> _INFORMATION SUPPLIED_
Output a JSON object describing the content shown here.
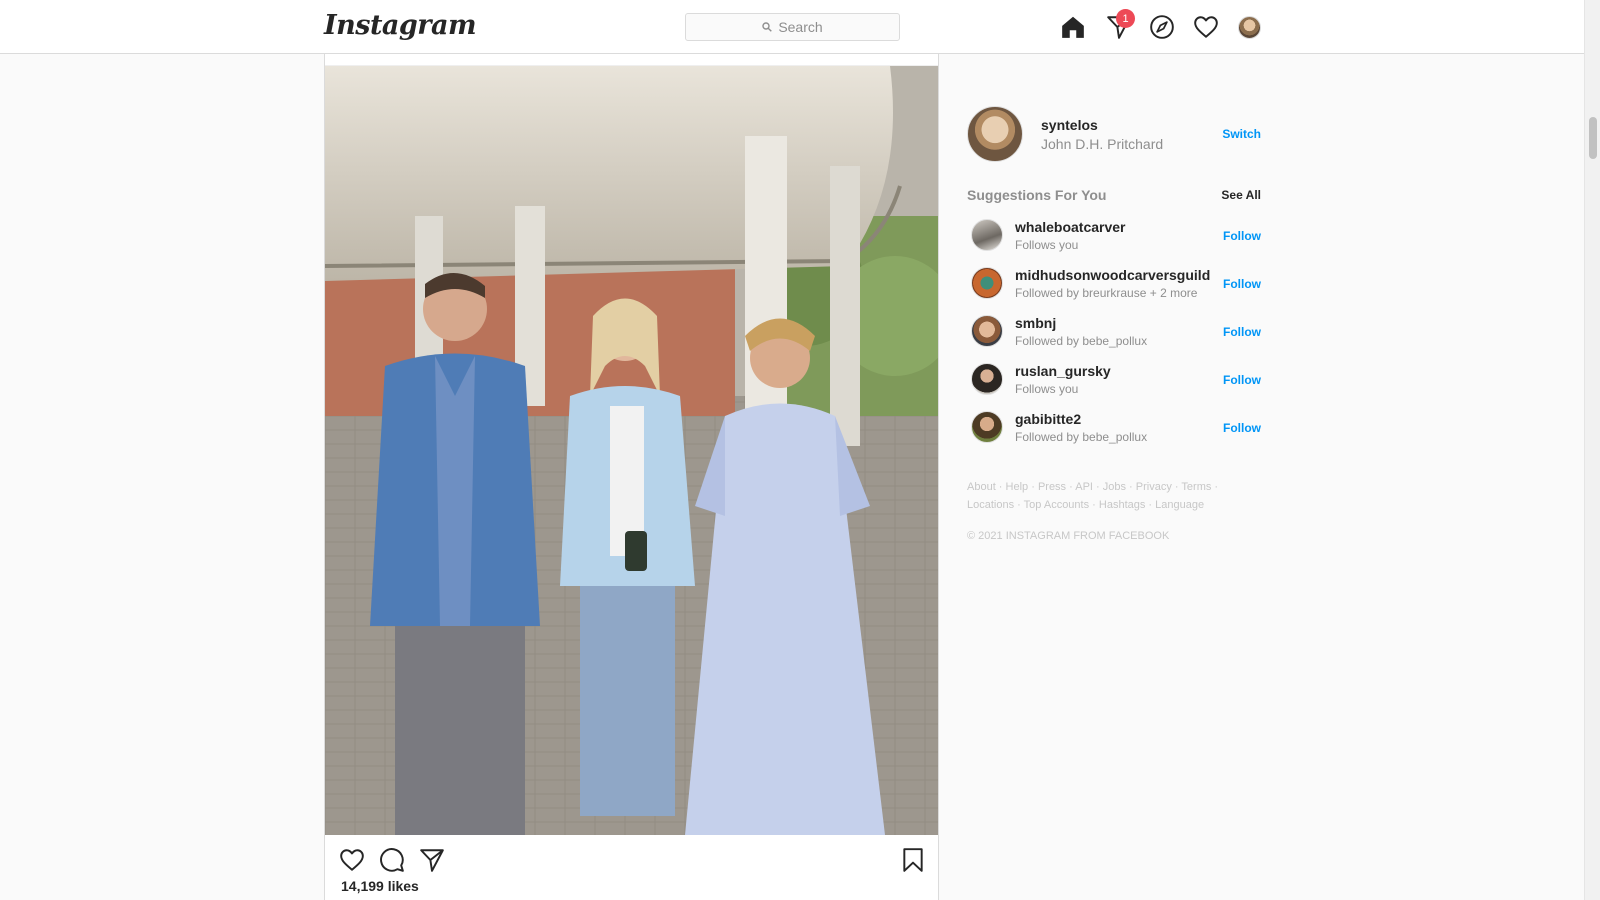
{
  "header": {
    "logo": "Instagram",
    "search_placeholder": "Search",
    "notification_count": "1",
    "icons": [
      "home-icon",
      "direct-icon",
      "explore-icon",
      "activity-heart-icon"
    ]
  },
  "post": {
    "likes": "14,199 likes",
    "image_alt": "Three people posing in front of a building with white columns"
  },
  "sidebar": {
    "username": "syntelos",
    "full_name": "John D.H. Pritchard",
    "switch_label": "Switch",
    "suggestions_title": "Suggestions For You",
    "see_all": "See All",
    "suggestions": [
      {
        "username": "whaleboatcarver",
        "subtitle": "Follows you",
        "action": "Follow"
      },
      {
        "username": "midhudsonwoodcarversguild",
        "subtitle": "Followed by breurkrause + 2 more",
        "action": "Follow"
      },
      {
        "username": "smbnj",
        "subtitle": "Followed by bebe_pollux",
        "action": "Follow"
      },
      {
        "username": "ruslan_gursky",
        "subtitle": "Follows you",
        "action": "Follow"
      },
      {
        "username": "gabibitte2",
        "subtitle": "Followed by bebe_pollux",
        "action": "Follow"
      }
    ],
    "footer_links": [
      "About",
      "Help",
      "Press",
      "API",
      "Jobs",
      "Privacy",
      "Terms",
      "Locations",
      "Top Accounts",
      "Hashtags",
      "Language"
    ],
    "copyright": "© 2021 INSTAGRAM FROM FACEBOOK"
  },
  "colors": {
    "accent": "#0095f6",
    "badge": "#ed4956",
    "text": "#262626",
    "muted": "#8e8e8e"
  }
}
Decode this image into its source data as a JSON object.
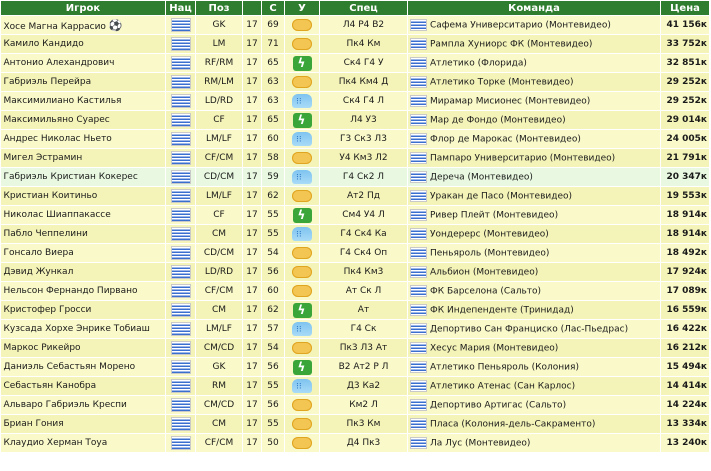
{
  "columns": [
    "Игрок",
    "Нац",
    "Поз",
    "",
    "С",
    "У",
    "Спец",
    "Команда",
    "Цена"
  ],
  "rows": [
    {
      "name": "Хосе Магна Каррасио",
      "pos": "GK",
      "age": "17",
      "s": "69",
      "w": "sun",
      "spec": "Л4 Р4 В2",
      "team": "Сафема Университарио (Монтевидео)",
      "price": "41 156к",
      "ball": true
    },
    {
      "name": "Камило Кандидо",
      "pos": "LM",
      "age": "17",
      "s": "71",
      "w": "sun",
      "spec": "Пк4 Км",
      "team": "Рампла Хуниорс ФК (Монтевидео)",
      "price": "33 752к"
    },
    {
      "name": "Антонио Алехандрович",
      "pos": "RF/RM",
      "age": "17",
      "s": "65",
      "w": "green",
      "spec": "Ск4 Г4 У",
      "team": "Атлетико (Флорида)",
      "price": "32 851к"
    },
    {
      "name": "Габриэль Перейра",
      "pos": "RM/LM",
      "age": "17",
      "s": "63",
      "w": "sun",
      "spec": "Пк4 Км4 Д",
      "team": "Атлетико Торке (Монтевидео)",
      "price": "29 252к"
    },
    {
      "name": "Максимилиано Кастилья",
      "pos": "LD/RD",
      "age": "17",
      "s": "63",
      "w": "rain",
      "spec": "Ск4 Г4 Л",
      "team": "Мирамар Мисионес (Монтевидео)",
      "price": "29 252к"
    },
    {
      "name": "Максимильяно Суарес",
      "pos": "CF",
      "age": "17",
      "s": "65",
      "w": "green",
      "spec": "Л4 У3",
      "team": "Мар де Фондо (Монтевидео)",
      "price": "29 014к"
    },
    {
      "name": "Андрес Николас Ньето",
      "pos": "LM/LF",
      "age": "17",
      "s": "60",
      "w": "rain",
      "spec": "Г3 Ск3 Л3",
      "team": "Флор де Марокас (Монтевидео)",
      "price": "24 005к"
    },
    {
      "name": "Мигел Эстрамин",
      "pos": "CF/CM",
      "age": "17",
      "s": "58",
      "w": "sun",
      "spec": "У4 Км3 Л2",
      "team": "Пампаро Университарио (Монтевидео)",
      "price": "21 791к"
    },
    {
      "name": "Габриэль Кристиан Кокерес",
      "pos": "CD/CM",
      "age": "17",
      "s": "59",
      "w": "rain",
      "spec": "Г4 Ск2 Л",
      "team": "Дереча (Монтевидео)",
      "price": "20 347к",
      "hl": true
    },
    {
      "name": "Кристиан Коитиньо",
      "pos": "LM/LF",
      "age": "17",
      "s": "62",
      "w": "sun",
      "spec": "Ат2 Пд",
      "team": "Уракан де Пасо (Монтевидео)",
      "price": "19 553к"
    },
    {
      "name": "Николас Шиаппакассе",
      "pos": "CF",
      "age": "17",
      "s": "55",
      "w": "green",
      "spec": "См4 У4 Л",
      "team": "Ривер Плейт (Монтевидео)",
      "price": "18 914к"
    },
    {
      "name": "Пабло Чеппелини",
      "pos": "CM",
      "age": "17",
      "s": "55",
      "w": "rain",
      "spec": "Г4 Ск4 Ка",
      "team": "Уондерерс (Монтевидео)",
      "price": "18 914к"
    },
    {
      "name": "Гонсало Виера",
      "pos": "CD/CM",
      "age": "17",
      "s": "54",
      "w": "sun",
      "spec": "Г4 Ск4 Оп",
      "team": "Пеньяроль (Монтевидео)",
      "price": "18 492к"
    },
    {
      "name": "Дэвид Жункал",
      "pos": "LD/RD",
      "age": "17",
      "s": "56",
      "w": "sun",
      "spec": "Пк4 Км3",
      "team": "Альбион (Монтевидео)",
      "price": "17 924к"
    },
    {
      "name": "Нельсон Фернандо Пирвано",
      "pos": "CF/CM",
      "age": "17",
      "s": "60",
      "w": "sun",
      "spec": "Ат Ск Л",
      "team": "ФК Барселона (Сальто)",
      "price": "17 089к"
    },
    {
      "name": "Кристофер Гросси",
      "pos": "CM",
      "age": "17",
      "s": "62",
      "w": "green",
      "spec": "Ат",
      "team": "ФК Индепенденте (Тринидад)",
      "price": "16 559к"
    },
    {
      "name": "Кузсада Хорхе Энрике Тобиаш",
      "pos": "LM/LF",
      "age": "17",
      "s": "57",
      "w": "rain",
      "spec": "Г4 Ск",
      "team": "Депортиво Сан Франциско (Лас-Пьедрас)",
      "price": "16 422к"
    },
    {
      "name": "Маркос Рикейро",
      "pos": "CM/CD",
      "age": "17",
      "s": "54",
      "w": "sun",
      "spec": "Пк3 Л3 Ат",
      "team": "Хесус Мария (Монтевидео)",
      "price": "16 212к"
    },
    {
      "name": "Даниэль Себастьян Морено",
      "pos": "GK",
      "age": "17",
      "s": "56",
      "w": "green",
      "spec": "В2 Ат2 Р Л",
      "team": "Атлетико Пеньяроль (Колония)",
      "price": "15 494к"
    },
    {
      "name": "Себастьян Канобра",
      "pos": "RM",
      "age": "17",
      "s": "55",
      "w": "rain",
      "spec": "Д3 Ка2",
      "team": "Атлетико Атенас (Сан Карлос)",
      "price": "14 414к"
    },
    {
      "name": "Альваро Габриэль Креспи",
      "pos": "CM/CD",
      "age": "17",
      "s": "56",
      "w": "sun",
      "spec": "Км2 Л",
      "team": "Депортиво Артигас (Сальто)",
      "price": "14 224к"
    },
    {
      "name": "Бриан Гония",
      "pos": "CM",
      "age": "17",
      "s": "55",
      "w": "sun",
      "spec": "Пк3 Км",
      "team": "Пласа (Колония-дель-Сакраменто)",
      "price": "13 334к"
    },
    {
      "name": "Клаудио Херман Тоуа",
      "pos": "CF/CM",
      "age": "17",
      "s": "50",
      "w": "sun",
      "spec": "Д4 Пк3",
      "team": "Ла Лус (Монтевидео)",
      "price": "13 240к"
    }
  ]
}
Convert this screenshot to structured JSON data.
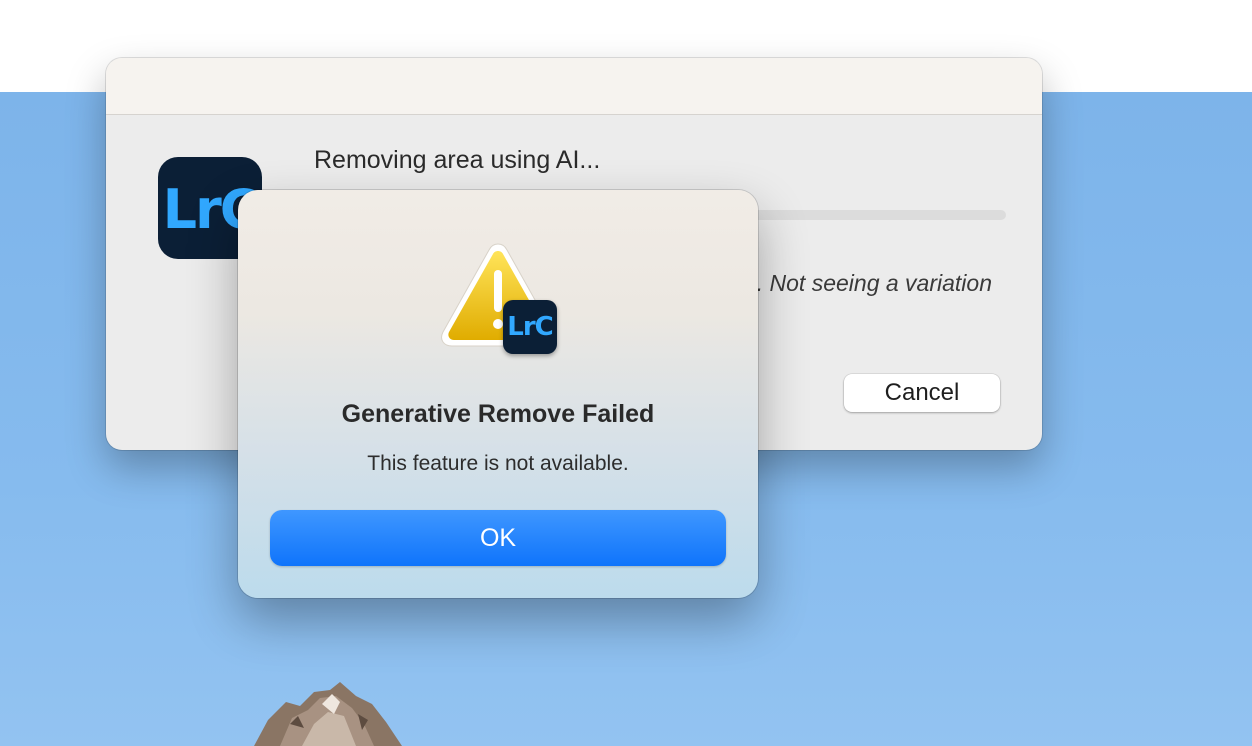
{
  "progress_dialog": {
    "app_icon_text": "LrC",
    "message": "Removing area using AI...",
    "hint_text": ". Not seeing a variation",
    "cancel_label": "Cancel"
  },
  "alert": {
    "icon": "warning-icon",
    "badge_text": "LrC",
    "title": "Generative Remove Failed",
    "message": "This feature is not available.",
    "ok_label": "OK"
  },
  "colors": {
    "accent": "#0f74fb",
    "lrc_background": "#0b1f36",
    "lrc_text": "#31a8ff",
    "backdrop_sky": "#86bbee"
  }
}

> _REQUIRED WORK_
Output exactly the lines from the one containing "Convert this screenshot" through the last line of the records above, both included, and leave out the pictures.

> _SOLUTION TO THIS PROBLEM_
Convert this screenshot to structured JSON data.
{
  "progress_dialog": {
    "app_icon_text": "LrC",
    "message": "Removing area using AI...",
    "hint_text": ". Not seeing a variation",
    "cancel_label": "Cancel"
  },
  "alert": {
    "icon": "warning-icon",
    "badge_text": "LrC",
    "title": "Generative Remove Failed",
    "message": "This feature is not available.",
    "ok_label": "OK"
  },
  "colors": {
    "accent": "#0f74fb",
    "lrc_background": "#0b1f36",
    "lrc_text": "#31a8ff",
    "backdrop_sky": "#86bbee"
  }
}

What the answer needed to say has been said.